#### INSTRUCTIONS FOR THE TASK
The records should be repeated word for word, pictures excluded.

— start MATERIAL SHOWN —

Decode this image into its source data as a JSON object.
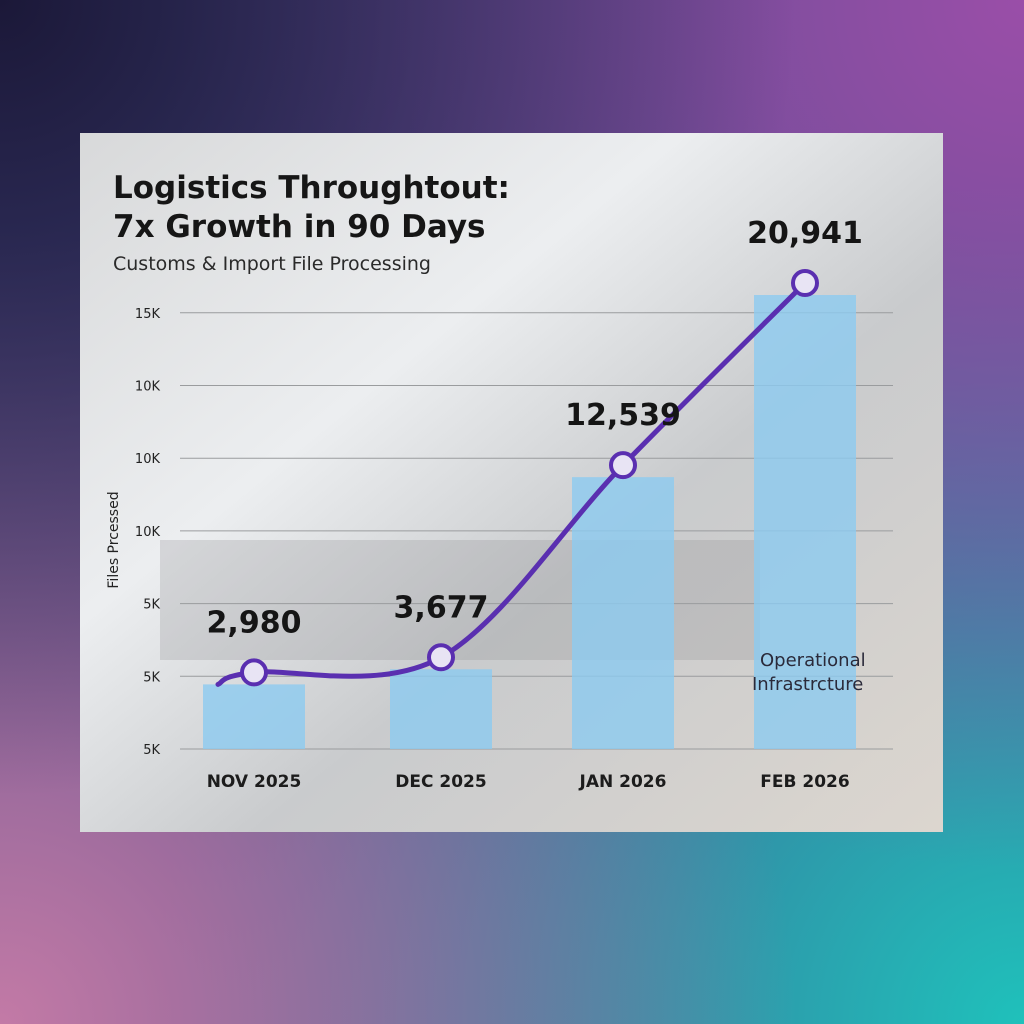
{
  "chart_data": {
    "type": "bar+line",
    "title": "Logistics Throughtout:",
    "title_line2": "7x Growth in 90 Days",
    "subtitle": "Customs & Import File Processing",
    "ylabel": "Files Prcessed",
    "xlabel": "",
    "categories": [
      "NOV 2025",
      "DEC 2025",
      "JAN 2026",
      "FEB 2026"
    ],
    "values": [
      2980,
      3677,
      12539,
      20941
    ],
    "data_labels": [
      "2,980",
      "3,677",
      "12,539",
      "20,941"
    ],
    "y_tick_labels": [
      "5K",
      "5K",
      "5K",
      "10K",
      "10K",
      "10K",
      "15K"
    ],
    "annotation_line1": "Operational",
    "annotation_line2": "Infrastrcture",
    "grid": true,
    "legend": "none",
    "colors": {
      "bar": "#8ccbf0",
      "line": "#5a2fb0",
      "marker_fill": "#e8e4f4"
    }
  }
}
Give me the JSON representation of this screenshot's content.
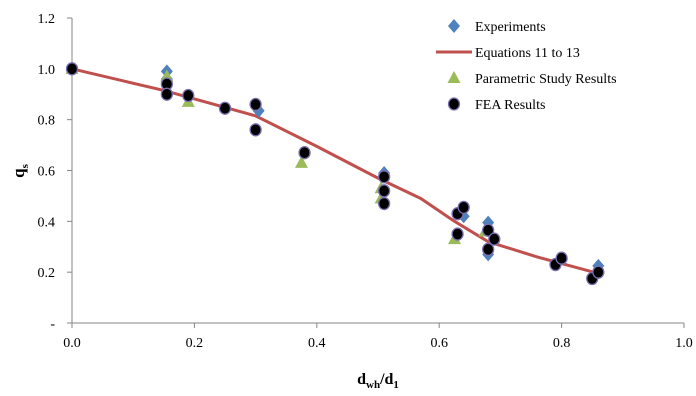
{
  "chart_data": {
    "type": "scatter",
    "xlabel": {
      "main": "d",
      "sub1": "wh",
      "mid": "/d",
      "sub2": "1"
    },
    "ylabel": {
      "main": "q",
      "sub": "s"
    },
    "xlim": [
      0,
      1.0
    ],
    "ylim": [
      0,
      1.2
    ],
    "x_ticks": [
      {
        "value": 0,
        "label": "0.0"
      },
      {
        "value": 0.2,
        "label": "0.2"
      },
      {
        "value": 0.4,
        "label": "0.4"
      },
      {
        "value": 0.6,
        "label": "0.6"
      },
      {
        "value": 0.8,
        "label": "0.8"
      },
      {
        "value": 1.0,
        "label": "1.0"
      }
    ],
    "y_ticks": [
      {
        "value": 0,
        "label": "-"
      },
      {
        "value": 0.2,
        "label": "0.2"
      },
      {
        "value": 0.4,
        "label": "0.4"
      },
      {
        "value": 0.6,
        "label": "0.6"
      },
      {
        "value": 0.8,
        "label": "0.8"
      },
      {
        "value": 1.0,
        "label": "1.0"
      },
      {
        "value": 1.2,
        "label": "1.2"
      }
    ],
    "grid": false,
    "legend_position": "top-right",
    "series": [
      {
        "name": "Experiments",
        "marker": "diamond",
        "color": "#4f81bd",
        "points": [
          [
            0,
            1.0
          ],
          [
            0.155,
            0.99
          ],
          [
            0.155,
            0.96
          ],
          [
            0.305,
            0.835
          ],
          [
            0.51,
            0.59
          ],
          [
            0.64,
            0.42
          ],
          [
            0.68,
            0.395
          ],
          [
            0.68,
            0.27
          ],
          [
            0.86,
            0.225
          ]
        ]
      },
      {
        "name": "Equations 11 to 13",
        "marker": "line",
        "color": "#c0504d",
        "points": [
          [
            0,
            1.0
          ],
          [
            0.15,
            0.915
          ],
          [
            0.3,
            0.815
          ],
          [
            0.4,
            0.695
          ],
          [
            0.5,
            0.57
          ],
          [
            0.57,
            0.49
          ],
          [
            0.625,
            0.4
          ],
          [
            0.68,
            0.32
          ],
          [
            0.76,
            0.26
          ],
          [
            0.86,
            0.195
          ]
        ]
      },
      {
        "name": "Parametric Study Results",
        "marker": "triangle",
        "color": "#9bbb59",
        "points": [
          [
            0,
            1.0
          ],
          [
            0.155,
            0.97
          ],
          [
            0.19,
            0.87
          ],
          [
            0.375,
            0.63
          ],
          [
            0.505,
            0.53
          ],
          [
            0.505,
            0.49
          ],
          [
            0.625,
            0.33
          ],
          [
            0.675,
            0.36
          ]
        ]
      },
      {
        "name": "FEA Results",
        "marker": "circle",
        "color": "#000000",
        "points": [
          [
            0,
            1.0
          ],
          [
            0.155,
            0.94
          ],
          [
            0.155,
            0.9
          ],
          [
            0.19,
            0.895
          ],
          [
            0.25,
            0.845
          ],
          [
            0.3,
            0.86
          ],
          [
            0.3,
            0.76
          ],
          [
            0.38,
            0.67
          ],
          [
            0.51,
            0.575
          ],
          [
            0.51,
            0.52
          ],
          [
            0.51,
            0.47
          ],
          [
            0.63,
            0.43
          ],
          [
            0.64,
            0.455
          ],
          [
            0.63,
            0.35
          ],
          [
            0.68,
            0.365
          ],
          [
            0.69,
            0.33
          ],
          [
            0.68,
            0.29
          ],
          [
            0.79,
            0.23
          ],
          [
            0.8,
            0.255
          ],
          [
            0.85,
            0.175
          ],
          [
            0.86,
            0.2
          ]
        ]
      }
    ]
  }
}
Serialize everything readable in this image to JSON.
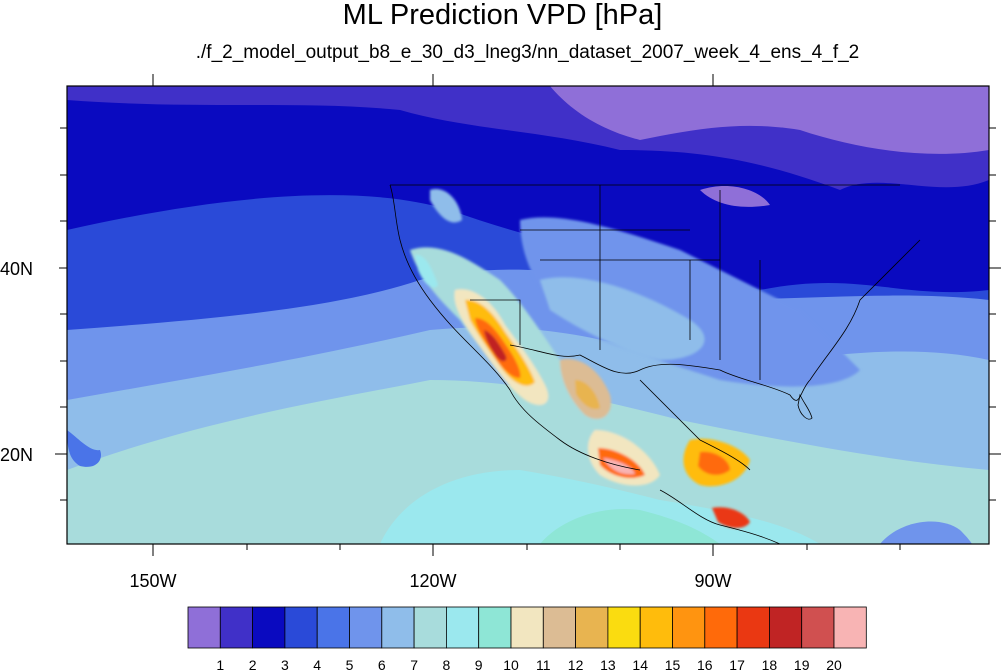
{
  "title": "ML Prediction VPD [hPa]",
  "subtitle": "./f_2_model_output_b8_e_30_d3_lneg3/nn_dataset_2007_week_4_ens_4_f_2",
  "map": {
    "lon_range": [
      -160,
      -60
    ],
    "lat_range": [
      10,
      59
    ],
    "lat_labels": [
      "40N",
      "20N"
    ],
    "lon_labels": [
      "150W",
      "120W",
      "90W"
    ]
  },
  "colorbar": {
    "labels": [
      "1",
      "2",
      "3",
      "4",
      "5",
      "6",
      "7",
      "8",
      "9",
      "10",
      "11",
      "12",
      "13",
      "14",
      "15",
      "16",
      "17",
      "18",
      "19",
      "20"
    ],
    "colors": [
      "#8f6fd8",
      "#4030c8",
      "#0a0ac0",
      "#2a4ad8",
      "#4a74e8",
      "#6f94ec",
      "#8fbdea",
      "#a8dcdc",
      "#9be8ee",
      "#8ee6d6",
      "#f2e6c0",
      "#dcbc94",
      "#e8b450",
      "#fadc10",
      "#ffbc0c",
      "#ff9410",
      "#ff6a0a",
      "#ea3812",
      "#c02424",
      "#d05050",
      "#f8b4b4"
    ]
  }
}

— end MATERIAL SHOWN —

#### CORRECT RESPONSE
Decode this image into its source data as a JSON object.
{
  "chart_data": {
    "type": "bar+line",
    "title": "Logistics Throughtout:",
    "title_line2": "7x Growth in 90 Days",
    "subtitle": "Customs & Import File Processing",
    "ylabel": "Files Prcessed",
    "xlabel": "",
    "categories": [
      "NOV 2025",
      "DEC 2025",
      "JAN 2026",
      "FEB 2026"
    ],
    "values": [
      2980,
      3677,
      12539,
      20941
    ],
    "data_labels": [
      "2,980",
      "3,677",
      "12,539",
      "20,941"
    ],
    "y_tick_labels": [
      "5K",
      "5K",
      "5K",
      "10K",
      "10K",
      "10K",
      "15K"
    ],
    "annotation_line1": "Operational",
    "annotation_line2": "Infrastrcture",
    "grid": true,
    "legend": "none",
    "colors": {
      "bar": "#8ccbf0",
      "line": "#5a2fb0",
      "marker_fill": "#e8e4f4"
    }
  }
}
Give me the JSON representation of this screenshot's content.
{
  "chart_data": {
    "type": "scatter",
    "xlabel": {
      "main": "d",
      "sub1": "wh",
      "mid": "/d",
      "sub2": "1"
    },
    "ylabel": {
      "main": "q",
      "sub": "s"
    },
    "xlim": [
      0,
      1.0
    ],
    "ylim": [
      0,
      1.2
    ],
    "x_ticks": [
      {
        "value": 0,
        "label": "0.0"
      },
      {
        "value": 0.2,
        "label": "0.2"
      },
      {
        "value": 0.4,
        "label": "0.4"
      },
      {
        "value": 0.6,
        "label": "0.6"
      },
      {
        "value": 0.8,
        "label": "0.8"
      },
      {
        "value": 1.0,
        "label": "1.0"
      }
    ],
    "y_ticks": [
      {
        "value": 0,
        "label": "-"
      },
      {
        "value": 0.2,
        "label": "0.2"
      },
      {
        "value": 0.4,
        "label": "0.4"
      },
      {
        "value": 0.6,
        "label": "0.6"
      },
      {
        "value": 0.8,
        "label": "0.8"
      },
      {
        "value": 1.0,
        "label": "1.0"
      },
      {
        "value": 1.2,
        "label": "1.2"
      }
    ],
    "grid": false,
    "legend_position": "top-right",
    "series": [
      {
        "name": "Experiments",
        "marker": "diamond",
        "color": "#4f81bd",
        "points": [
          [
            0,
            1.0
          ],
          [
            0.155,
            0.99
          ],
          [
            0.155,
            0.96
          ],
          [
            0.305,
            0.835
          ],
          [
            0.51,
            0.59
          ],
          [
            0.64,
            0.42
          ],
          [
            0.68,
            0.395
          ],
          [
            0.68,
            0.27
          ],
          [
            0.86,
            0.225
          ]
        ]
      },
      {
        "name": "Equations 11 to 13",
        "marker": "line",
        "color": "#c0504d",
        "points": [
          [
            0,
            1.0
          ],
          [
            0.15,
            0.915
          ],
          [
            0.3,
            0.815
          ],
          [
            0.4,
            0.695
          ],
          [
            0.5,
            0.57
          ],
          [
            0.57,
            0.49
          ],
          [
            0.625,
            0.4
          ],
          [
            0.68,
            0.32
          ],
          [
            0.76,
            0.26
          ],
          [
            0.86,
            0.195
          ]
        ]
      },
      {
        "name": "Parametric Study Results",
        "marker": "triangle",
        "color": "#9bbb59",
        "points": [
          [
            0,
            1.0
          ],
          [
            0.155,
            0.97
          ],
          [
            0.19,
            0.87
          ],
          [
            0.375,
            0.63
          ],
          [
            0.505,
            0.53
          ],
          [
            0.505,
            0.49
          ],
          [
            0.625,
            0.33
          ],
          [
            0.675,
            0.36
          ]
        ]
      },
      {
        "name": "FEA Results",
        "marker": "circle",
        "color": "#000000",
        "points": [
          [
            0,
            1.0
          ],
          [
            0.155,
            0.94
          ],
          [
            0.155,
            0.9
          ],
          [
            0.19,
            0.895
          ],
          [
            0.25,
            0.845
          ],
          [
            0.3,
            0.86
          ],
          [
            0.3,
            0.76
          ],
          [
            0.38,
            0.67
          ],
          [
            0.51,
            0.575
          ],
          [
            0.51,
            0.52
          ],
          [
            0.51,
            0.47
          ],
          [
            0.63,
            0.43
          ],
          [
            0.64,
            0.455
          ],
          [
            0.63,
            0.35
          ],
          [
            0.68,
            0.365
          ],
          [
            0.69,
            0.33
          ],
          [
            0.68,
            0.29
          ],
          [
            0.79,
            0.23
          ],
          [
            0.8,
            0.255
          ],
          [
            0.85,
            0.175
          ],
          [
            0.86,
            0.2
          ]
        ]
      }
    ]
  }
}
Serialize everything readable in this image to JSON.
{
  "title": "ML Prediction VPD [hPa]",
  "subtitle": "./f_2_model_output_b8_e_30_d3_lneg3/nn_dataset_2007_week_4_ens_4_f_2",
  "map": {
    "lon_range": [
      -160,
      -60
    ],
    "lat_range": [
      10,
      59
    ],
    "lat_labels": [
      "40N",
      "20N"
    ],
    "lon_labels": [
      "150W",
      "120W",
      "90W"
    ]
  },
  "colorbar": {
    "labels": [
      "1",
      "2",
      "3",
      "4",
      "5",
      "6",
      "7",
      "8",
      "9",
      "10",
      "11",
      "12",
      "13",
      "14",
      "15",
      "16",
      "17",
      "18",
      "19",
      "20"
    ],
    "colors": [
      "#8f6fd8",
      "#4030c8",
      "#0a0ac0",
      "#2a4ad8",
      "#4a74e8",
      "#6f94ec",
      "#8fbdea",
      "#a8dcdc",
      "#9be8ee",
      "#8ee6d6",
      "#f2e6c0",
      "#dcbc94",
      "#e8b450",
      "#fadc10",
      "#ffbc0c",
      "#ff9410",
      "#ff6a0a",
      "#ea3812",
      "#c02424",
      "#d05050",
      "#f8b4b4"
    ]
  }
}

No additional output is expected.